> _SUPPLIED RECORDS_:
=======

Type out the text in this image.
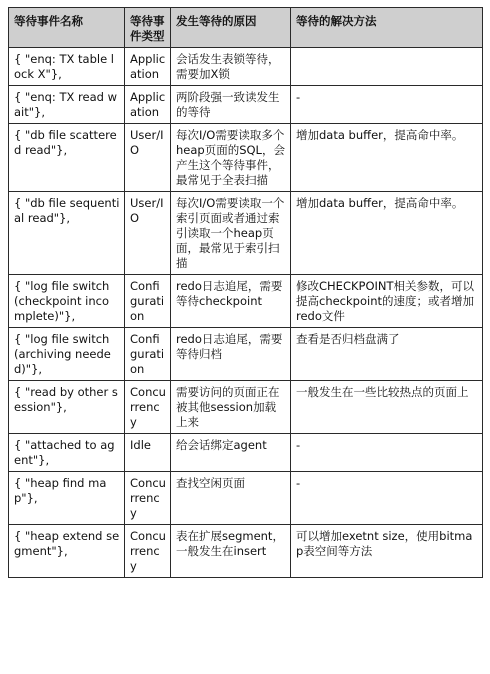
等待事件名称	等待事件类型	发生等待的原因	等待的解决方法
{ "enq: TX table lock X"},	Application	会话发生表锁等待，需要加X锁	
{ "enq: TX read wait"},	Application	两阶段强一致读发生的等待	-
{ "db file scattered read"},	User/IO	每次I/O需要读取多个heap页面的SQL，会产生这个等待事件，最常见于全表扫描	增加data buffer，提高命中率。
{ "db file sequential read"},	User/IO	每次I/O需要读取一个索引页面或者通过索引读取一个heap页面，最常见于索引扫描	增加data buffer，提高命中率。
{ "log file switch(checkpoint incomplete)"},	Configuration	redo日志追尾，需要等待checkpoint	修改CHECKPOINT相关参数，可以提高checkpoint的速度；或者增加redo文件
{ "log file switch(archiving needed)"},	Configuration	redo日志追尾，需要等待归档	查看是否归档盘满了
{ "read by other session"},	Concurrency	需要访问的页面正在被其他session加载上来	一般发生在一些比较热点的页面上
{ "attached to agent"},	Idle	给会话绑定agent	-
{ "heap find map"},	Concurrency	查找空闲页面	-
{ "heap extend segment"},	Concurrency	表在扩展segment，一般发生在insert	可以增加exetnt size，使用bitmap表空间等方法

=======

> _SHORT PROBLEM_: Leave out the pictures and print every line of the data exactly.

> _COMPLETE RESPONSE_:
Type out the text in this image.
等待事件名称	等待事件类型	发生等待的原因	等待的解决方法
{ "enq: TX table lock X"},	Application	会话发生表锁等待，需要加X锁	
{ "enq: TX read wait"},	Application	两阶段强一致读发生的等待	-
{ "db file scattered read"},	User/IO	每次I/O需要读取多个heap页面的SQL，会产生这个等待事件，最常见于全表扫描	增加data buffer，提高命中率。
{ "db file sequential read"},	User/IO	每次I/O需要读取一个索引页面或者通过索引读取一个heap页面，最常见于索引扫描	增加data buffer，提高命中率。
{ "log file switch(checkpoint incomplete)"},	Configuration	redo日志追尾，需要等待checkpoint	修改CHECKPOINT相关参数，可以提高checkpoint的速度；或者增加redo文件
{ "log file switch(archiving needed)"},	Configuration	redo日志追尾，需要等待归档	查看是否归档盘满了
{ "read by other session"},	Concurrency	需要访问的页面正在被其他session加载上来	一般发生在一些比较热点的页面上
{ "attached to agent"},	Idle	给会话绑定agent	-
{ "heap find map"},	Concurrency	查找空闲页面	-
{ "heap extend segment"},	Concurrency	表在扩展segment，一般发生在insert	可以增加exetnt size，使用bitmap表空间等方法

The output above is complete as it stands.